* JOB: Tally how many lines hold the string "ancora". Your reply should be that number alone.

* RAW RECORDS:
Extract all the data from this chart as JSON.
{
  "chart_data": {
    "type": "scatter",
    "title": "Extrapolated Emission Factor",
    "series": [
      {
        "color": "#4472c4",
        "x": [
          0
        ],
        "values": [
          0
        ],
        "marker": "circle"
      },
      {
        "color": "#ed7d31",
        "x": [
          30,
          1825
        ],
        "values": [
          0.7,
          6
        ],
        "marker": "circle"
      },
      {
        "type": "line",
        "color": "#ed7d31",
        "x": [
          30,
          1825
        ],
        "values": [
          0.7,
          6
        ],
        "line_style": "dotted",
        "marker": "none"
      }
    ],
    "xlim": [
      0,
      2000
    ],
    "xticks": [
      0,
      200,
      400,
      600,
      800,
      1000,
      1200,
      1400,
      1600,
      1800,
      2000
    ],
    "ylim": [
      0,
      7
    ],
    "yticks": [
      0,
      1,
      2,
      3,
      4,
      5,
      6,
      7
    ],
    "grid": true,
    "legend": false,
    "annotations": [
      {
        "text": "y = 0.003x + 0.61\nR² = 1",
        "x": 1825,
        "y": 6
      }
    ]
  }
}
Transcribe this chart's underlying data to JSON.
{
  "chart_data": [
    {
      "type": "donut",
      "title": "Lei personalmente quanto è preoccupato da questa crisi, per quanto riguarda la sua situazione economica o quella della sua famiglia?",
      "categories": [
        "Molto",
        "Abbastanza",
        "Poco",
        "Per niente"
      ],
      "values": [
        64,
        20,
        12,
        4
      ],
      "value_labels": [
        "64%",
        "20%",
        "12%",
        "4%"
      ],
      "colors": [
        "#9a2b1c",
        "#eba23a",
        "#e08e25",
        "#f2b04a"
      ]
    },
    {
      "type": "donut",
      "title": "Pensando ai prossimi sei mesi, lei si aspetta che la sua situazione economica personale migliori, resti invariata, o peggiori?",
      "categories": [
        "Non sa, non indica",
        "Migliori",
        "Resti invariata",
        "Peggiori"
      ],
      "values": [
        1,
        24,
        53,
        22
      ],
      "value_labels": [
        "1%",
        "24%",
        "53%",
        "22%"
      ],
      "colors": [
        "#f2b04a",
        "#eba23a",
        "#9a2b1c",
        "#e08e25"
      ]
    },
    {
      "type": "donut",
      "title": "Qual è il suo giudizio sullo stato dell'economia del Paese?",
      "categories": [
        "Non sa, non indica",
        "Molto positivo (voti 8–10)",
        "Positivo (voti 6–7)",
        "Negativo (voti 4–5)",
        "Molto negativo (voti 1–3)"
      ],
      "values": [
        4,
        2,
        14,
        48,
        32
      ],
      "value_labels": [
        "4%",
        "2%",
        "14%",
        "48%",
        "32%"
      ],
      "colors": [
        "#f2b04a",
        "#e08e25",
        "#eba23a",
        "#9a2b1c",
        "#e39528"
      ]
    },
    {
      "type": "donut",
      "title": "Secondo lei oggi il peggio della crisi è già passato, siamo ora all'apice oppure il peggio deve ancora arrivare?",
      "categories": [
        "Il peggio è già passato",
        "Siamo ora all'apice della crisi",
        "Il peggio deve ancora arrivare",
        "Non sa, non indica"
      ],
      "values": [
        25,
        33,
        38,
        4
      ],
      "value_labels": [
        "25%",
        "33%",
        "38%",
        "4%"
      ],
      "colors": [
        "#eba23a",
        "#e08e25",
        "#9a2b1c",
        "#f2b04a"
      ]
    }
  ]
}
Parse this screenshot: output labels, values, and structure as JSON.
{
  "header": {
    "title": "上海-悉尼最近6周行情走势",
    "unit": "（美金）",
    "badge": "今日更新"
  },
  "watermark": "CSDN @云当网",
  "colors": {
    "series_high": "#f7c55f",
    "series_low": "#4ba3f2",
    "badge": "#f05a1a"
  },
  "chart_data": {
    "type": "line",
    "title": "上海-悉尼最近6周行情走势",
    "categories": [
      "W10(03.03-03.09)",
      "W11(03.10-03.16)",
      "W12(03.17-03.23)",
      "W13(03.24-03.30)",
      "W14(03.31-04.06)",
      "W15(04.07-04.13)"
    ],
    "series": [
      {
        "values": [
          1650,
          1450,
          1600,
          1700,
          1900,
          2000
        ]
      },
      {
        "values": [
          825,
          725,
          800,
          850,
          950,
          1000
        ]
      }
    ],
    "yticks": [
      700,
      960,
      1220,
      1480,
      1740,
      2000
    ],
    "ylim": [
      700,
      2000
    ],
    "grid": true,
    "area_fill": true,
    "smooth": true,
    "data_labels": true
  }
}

* ANSWER TO THE TASK: 2